+++ Provided entries

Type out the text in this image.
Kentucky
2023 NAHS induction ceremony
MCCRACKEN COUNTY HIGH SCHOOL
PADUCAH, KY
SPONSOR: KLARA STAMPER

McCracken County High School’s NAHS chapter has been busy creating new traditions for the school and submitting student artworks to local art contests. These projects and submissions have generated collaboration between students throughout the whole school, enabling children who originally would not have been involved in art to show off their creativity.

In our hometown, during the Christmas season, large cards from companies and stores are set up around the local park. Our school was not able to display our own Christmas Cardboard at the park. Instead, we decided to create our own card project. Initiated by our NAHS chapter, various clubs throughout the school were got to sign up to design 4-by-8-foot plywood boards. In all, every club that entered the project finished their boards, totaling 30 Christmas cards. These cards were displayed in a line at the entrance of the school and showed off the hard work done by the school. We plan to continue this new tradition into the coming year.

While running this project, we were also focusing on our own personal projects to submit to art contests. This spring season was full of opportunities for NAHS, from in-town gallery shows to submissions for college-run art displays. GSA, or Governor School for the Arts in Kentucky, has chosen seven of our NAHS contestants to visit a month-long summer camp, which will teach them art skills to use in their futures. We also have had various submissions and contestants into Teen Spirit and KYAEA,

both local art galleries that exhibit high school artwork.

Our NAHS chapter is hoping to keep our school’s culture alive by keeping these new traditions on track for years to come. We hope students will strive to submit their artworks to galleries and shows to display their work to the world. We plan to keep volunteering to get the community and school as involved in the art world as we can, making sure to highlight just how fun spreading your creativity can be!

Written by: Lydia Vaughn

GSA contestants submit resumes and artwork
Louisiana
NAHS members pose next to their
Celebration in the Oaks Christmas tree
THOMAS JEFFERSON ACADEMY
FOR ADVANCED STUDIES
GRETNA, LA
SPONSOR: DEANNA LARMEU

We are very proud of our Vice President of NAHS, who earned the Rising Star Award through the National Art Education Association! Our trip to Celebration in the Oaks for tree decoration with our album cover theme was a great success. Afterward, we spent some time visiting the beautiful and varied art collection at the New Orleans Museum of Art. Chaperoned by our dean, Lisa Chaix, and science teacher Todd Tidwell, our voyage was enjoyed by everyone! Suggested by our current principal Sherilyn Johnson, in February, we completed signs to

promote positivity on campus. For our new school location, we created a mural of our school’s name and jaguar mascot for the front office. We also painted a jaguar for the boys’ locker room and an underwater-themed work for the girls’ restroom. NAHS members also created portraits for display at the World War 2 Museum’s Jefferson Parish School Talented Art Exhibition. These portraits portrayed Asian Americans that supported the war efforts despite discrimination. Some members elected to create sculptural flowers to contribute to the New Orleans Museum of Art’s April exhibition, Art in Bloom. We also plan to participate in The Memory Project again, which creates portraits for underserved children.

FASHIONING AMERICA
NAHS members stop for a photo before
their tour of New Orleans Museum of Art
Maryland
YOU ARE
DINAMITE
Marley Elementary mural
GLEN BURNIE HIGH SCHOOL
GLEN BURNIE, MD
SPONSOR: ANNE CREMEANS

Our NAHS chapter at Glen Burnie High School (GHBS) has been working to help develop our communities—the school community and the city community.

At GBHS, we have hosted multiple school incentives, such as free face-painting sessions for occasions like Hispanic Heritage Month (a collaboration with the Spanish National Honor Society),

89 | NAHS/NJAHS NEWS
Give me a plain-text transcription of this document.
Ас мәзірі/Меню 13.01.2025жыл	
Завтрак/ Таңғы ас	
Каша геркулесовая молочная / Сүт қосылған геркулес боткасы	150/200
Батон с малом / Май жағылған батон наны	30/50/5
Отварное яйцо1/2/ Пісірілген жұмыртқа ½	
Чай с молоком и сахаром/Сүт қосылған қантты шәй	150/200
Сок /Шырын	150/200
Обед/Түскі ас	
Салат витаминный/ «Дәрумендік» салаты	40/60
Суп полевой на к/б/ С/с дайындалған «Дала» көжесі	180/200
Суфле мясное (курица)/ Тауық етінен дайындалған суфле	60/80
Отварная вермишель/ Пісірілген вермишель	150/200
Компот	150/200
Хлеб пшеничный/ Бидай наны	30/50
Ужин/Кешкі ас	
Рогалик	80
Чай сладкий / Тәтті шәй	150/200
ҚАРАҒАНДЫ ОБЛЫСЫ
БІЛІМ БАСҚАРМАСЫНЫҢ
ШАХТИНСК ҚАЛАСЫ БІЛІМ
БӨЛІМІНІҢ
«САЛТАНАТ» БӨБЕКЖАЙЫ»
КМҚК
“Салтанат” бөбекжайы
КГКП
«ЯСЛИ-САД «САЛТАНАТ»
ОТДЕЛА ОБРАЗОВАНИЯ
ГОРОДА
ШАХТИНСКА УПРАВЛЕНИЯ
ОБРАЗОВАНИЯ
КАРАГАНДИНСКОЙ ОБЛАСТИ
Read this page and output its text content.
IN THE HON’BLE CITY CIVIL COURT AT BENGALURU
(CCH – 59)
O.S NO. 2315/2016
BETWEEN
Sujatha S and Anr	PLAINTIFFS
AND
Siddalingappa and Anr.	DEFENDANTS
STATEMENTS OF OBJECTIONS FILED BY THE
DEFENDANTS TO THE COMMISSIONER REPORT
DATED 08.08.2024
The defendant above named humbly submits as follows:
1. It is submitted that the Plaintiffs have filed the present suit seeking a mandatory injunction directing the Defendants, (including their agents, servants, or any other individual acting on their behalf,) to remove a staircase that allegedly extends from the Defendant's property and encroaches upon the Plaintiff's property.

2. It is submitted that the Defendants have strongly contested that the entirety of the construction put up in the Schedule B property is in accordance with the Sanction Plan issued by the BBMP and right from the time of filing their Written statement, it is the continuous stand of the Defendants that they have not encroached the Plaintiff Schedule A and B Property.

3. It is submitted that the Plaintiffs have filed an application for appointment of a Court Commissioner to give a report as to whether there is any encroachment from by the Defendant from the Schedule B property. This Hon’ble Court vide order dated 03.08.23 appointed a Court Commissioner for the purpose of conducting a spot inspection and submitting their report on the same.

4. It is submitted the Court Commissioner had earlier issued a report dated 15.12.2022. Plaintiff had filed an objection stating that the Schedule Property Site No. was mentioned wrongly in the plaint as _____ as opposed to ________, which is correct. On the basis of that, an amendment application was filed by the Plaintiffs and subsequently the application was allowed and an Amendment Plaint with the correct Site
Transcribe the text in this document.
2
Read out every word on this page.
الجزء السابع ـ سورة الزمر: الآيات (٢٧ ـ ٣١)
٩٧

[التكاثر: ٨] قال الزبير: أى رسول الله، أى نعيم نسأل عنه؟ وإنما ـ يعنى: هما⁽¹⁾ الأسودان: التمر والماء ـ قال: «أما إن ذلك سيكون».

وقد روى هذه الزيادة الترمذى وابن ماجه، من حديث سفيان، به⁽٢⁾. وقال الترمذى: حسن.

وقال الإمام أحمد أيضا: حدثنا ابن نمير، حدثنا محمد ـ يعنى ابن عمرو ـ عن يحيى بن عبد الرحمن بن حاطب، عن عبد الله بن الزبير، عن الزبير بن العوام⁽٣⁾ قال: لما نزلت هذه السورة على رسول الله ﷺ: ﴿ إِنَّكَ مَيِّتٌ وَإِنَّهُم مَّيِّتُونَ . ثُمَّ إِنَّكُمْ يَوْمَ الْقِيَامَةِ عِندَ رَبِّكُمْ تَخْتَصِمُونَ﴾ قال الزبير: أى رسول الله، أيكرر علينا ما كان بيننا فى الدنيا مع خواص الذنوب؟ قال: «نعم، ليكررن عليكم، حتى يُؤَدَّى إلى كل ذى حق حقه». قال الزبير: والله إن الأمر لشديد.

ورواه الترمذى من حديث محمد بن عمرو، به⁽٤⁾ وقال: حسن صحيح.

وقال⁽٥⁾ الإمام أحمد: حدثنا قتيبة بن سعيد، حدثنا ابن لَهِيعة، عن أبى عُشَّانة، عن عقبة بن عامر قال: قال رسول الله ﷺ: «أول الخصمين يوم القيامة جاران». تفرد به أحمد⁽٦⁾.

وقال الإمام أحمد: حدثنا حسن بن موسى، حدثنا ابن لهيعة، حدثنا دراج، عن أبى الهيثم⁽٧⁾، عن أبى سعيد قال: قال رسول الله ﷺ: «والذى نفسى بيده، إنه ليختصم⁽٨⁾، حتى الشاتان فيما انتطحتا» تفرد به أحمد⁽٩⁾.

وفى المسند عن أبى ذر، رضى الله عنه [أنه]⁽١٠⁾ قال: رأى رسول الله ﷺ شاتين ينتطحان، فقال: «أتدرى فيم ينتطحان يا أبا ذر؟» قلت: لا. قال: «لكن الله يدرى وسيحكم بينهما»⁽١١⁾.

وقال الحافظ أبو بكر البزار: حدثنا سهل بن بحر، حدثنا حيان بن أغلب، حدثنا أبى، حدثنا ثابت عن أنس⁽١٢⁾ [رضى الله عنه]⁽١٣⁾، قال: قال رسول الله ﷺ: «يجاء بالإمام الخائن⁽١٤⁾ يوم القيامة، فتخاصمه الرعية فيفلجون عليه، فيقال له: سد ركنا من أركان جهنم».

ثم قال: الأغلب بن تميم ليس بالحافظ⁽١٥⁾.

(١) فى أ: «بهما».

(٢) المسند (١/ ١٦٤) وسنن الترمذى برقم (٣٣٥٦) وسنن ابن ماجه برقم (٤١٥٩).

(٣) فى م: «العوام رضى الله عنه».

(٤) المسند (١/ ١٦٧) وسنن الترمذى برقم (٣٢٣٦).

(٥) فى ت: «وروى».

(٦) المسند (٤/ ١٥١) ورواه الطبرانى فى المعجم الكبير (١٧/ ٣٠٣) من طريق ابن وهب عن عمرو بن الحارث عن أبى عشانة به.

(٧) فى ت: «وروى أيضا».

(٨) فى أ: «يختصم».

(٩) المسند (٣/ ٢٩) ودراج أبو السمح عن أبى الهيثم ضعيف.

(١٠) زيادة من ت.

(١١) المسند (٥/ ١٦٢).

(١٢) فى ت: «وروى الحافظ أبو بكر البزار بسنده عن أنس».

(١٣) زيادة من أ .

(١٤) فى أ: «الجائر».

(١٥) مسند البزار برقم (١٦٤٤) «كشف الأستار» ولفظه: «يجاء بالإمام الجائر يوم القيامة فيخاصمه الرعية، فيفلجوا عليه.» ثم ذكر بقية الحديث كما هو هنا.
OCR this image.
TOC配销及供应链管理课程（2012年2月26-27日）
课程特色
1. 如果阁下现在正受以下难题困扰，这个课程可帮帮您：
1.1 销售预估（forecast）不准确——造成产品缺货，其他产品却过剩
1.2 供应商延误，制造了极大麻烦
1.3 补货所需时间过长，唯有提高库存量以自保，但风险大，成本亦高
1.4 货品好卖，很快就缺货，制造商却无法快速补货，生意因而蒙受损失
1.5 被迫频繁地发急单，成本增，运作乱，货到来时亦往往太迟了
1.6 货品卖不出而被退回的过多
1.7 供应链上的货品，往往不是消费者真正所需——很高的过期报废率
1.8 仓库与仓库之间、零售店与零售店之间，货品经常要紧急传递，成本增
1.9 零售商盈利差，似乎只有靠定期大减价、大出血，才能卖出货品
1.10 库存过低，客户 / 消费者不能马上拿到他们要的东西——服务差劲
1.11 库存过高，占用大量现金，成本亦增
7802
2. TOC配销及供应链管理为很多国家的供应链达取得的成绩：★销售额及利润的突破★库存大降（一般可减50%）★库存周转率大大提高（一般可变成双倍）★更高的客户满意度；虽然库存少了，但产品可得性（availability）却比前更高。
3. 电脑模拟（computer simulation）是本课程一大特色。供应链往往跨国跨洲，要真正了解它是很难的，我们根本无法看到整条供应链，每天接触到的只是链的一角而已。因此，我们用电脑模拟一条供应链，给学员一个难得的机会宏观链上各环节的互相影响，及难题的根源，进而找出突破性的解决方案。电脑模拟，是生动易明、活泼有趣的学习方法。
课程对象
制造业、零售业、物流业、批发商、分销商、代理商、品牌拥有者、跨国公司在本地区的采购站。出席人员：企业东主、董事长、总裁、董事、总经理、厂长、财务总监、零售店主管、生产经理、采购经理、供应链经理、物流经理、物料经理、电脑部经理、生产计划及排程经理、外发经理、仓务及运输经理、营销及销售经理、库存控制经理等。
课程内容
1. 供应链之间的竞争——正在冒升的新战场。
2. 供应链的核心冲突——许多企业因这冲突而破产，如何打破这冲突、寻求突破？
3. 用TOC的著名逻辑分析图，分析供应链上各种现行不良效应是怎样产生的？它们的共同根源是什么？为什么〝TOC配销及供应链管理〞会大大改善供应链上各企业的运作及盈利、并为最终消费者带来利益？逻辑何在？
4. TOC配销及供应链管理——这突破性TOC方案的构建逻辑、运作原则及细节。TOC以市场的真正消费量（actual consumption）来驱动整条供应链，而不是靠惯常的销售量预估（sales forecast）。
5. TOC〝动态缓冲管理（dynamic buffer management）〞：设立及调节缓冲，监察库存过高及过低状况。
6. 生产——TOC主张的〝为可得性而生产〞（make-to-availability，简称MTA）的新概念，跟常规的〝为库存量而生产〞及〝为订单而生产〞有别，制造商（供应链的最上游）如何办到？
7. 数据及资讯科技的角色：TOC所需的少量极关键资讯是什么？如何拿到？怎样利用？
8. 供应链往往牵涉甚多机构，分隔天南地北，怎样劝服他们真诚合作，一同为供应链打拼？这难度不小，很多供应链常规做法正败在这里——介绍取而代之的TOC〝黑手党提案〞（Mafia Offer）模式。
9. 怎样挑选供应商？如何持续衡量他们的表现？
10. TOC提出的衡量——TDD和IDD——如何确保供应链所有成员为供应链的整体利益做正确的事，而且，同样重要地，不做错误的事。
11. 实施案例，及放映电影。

++++++

Problem: Look for lines containing the string "الهيثم" and copy them all.

Answer:
وقال الإمام أحمد: حدثنا حسن بن موسى، حدثنا ابن لهيعة، حدثنا دراج، عن أبى الهيثم⁽٧⁾، عن أبى سعيد قال: قال رسول الله ﷺ: «والذى نفسى بيده، إنه ليختصم⁽٨⁾، حتى الشاتان فيما انتطحتا» تفرد به أحمد⁽٩⁾.
(٩) المسند (٣/ ٢٩) ودراج أبو السمح عن أبى الهيثم ضعيف.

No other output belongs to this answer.